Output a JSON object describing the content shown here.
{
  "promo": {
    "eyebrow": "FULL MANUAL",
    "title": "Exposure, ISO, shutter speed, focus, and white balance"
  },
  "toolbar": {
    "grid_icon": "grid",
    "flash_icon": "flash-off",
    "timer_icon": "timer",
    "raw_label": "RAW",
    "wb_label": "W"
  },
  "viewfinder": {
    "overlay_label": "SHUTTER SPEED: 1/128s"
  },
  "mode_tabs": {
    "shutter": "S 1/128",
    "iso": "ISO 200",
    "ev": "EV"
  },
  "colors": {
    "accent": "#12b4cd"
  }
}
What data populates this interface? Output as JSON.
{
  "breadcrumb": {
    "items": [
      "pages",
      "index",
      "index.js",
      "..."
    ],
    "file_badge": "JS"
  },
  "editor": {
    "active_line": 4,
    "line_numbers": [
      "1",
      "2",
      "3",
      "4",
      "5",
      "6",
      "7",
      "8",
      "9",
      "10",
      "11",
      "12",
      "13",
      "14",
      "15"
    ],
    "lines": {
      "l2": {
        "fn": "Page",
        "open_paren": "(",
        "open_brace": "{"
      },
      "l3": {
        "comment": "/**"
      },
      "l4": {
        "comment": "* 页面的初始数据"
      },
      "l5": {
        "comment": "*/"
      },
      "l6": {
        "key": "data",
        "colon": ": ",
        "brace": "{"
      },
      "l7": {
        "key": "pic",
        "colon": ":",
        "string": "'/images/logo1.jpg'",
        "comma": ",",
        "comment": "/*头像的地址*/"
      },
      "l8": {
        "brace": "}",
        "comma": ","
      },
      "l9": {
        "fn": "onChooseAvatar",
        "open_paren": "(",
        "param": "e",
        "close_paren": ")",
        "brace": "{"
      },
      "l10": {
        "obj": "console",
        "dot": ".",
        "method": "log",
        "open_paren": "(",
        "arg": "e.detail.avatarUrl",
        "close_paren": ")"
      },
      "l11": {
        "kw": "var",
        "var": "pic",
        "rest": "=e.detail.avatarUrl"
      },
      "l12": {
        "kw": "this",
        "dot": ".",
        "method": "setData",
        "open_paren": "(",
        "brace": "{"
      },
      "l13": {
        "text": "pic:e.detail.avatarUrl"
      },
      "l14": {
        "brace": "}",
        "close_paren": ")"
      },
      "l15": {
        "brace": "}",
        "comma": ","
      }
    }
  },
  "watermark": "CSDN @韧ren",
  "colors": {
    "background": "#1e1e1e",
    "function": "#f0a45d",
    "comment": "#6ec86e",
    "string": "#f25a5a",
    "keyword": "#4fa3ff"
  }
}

TO BE DONE: Copy the data above in full, character for character.

ANSWER TO THIS PROBLEM:
Output a JSON object describing the content shown here.
{
  "promo": {
    "eyebrow": "FULL MANUAL",
    "title": "Exposure, ISO, shutter speed, focus, and white balance"
  },
  "toolbar": {
    "grid_icon": "grid",
    "flash_icon": "flash-off",
    "timer_icon": "timer",
    "raw_label": "RAW",
    "wb_label": "W"
  },
  "viewfinder": {
    "overlay_label": "SHUTTER SPEED: 1/128s"
  },
  "mode_tabs": {
    "shutter": "S 1/128",
    "iso": "ISO 200",
    "ev": "EV"
  },
  "colors": {
    "accent": "#12b4cd"
  }
}
What data populates this interface? Output as JSON.
{
  "breadcrumb": {
    "items": [
      "pages",
      "index",
      "index.js",
      "..."
    ],
    "file_badge": "JS"
  },
  "editor": {
    "active_line": 4,
    "line_numbers": [
      "1",
      "2",
      "3",
      "4",
      "5",
      "6",
      "7",
      "8",
      "9",
      "10",
      "11",
      "12",
      "13",
      "14",
      "15"
    ],
    "lines": {
      "l2": {
        "fn": "Page",
        "open_paren": "(",
        "open_brace": "{"
      },
      "l3": {
        "comment": "/**"
      },
      "l4": {
        "comment": "* 页面的初始数据"
      },
      "l5": {
        "comment": "*/"
      },
      "l6": {
        "key": "data",
        "colon": ": ",
        "brace": "{"
      },
      "l7": {
        "key": "pic",
        "colon": ":",
        "string": "'/images/logo1.jpg'",
        "comma": ",",
        "comment": "/*头像的地址*/"
      },
      "l8": {
        "brace": "}",
        "comma": ","
      },
      "l9": {
        "fn": "onChooseAvatar",
        "open_paren": "(",
        "param": "e",
        "close_paren": ")",
        "brace": "{"
      },
      "l10": {
        "obj": "console",
        "dot": ".",
        "method": "log",
        "open_paren": "(",
        "arg": "e.detail.avatarUrl",
        "close_paren": ")"
      },
      "l11": {
        "kw": "var",
        "var": "pic",
        "rest": "=e.detail.avatarUrl"
      },
      "l12": {
        "kw": "this",
        "dot": ".",
        "method": "setData",
        "open_paren": "(",
        "brace": "{"
      },
      "l13": {
        "text": "pic:e.detail.avatarUrl"
      },
      "l14": {
        "brace": "}",
        "close_paren": ")"
      },
      "l15": {
        "brace": "}",
        "comma": ","
      }
    }
  },
  "watermark": "CSDN @韧ren",
  "colors": {
    "background": "#1e1e1e",
    "function": "#f0a45d",
    "comment": "#6ec86e",
    "string": "#f25a5a",
    "keyword": "#4fa3ff"
  }
}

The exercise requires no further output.